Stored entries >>
----------------

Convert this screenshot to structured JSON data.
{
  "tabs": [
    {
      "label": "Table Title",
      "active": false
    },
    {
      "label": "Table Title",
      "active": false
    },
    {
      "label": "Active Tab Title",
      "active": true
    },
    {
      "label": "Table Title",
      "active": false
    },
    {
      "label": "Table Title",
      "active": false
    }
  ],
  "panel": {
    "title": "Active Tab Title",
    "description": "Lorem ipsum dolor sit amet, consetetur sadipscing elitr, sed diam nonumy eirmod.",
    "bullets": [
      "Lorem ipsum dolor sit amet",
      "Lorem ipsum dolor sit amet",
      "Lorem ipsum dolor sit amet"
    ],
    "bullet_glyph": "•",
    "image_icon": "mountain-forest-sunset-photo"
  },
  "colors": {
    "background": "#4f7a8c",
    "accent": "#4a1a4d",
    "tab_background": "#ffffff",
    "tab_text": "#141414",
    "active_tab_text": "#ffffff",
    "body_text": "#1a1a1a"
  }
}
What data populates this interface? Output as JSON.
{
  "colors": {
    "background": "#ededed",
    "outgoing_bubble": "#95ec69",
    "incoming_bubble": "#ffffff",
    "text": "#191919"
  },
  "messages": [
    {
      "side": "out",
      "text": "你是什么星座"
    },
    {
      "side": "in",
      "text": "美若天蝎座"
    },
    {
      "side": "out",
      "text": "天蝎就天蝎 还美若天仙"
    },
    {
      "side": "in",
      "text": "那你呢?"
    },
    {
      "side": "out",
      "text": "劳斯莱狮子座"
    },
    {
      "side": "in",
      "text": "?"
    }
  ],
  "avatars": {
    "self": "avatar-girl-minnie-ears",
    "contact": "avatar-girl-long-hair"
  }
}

----------------

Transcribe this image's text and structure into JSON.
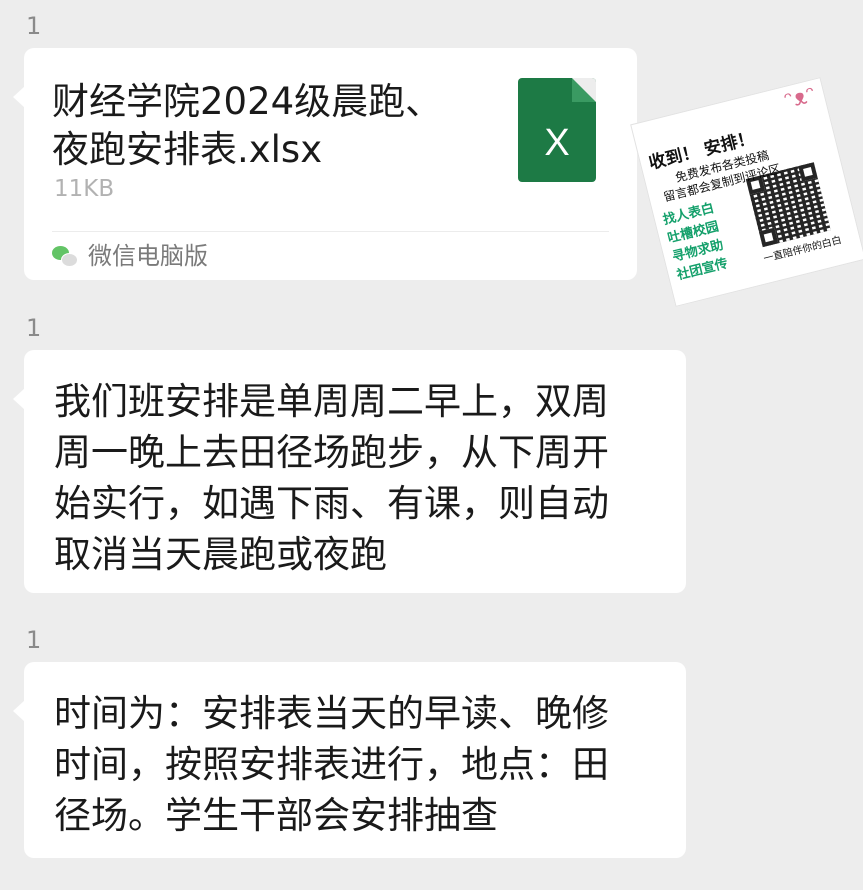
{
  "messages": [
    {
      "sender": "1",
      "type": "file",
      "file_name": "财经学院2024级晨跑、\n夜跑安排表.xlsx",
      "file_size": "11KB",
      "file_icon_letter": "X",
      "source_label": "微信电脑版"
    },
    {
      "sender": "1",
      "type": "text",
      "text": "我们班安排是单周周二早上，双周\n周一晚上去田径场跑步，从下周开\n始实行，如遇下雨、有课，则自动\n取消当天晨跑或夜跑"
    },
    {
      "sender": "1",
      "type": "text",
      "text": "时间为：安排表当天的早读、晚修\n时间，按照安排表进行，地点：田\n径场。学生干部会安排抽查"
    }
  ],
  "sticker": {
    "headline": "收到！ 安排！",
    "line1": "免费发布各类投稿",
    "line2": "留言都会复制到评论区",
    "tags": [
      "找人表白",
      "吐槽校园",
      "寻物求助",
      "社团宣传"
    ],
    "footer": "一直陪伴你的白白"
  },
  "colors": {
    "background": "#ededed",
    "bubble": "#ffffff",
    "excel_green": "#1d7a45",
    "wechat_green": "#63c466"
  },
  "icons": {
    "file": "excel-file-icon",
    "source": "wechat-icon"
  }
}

----------------

WHAT THE TASK ASKS >> Scan the listing above for the word "data" and copy every line that holds it.

FINISHED ANSWER >>
Convert this screenshot to structured JSON data.
What data populates this interface? Output as JSON.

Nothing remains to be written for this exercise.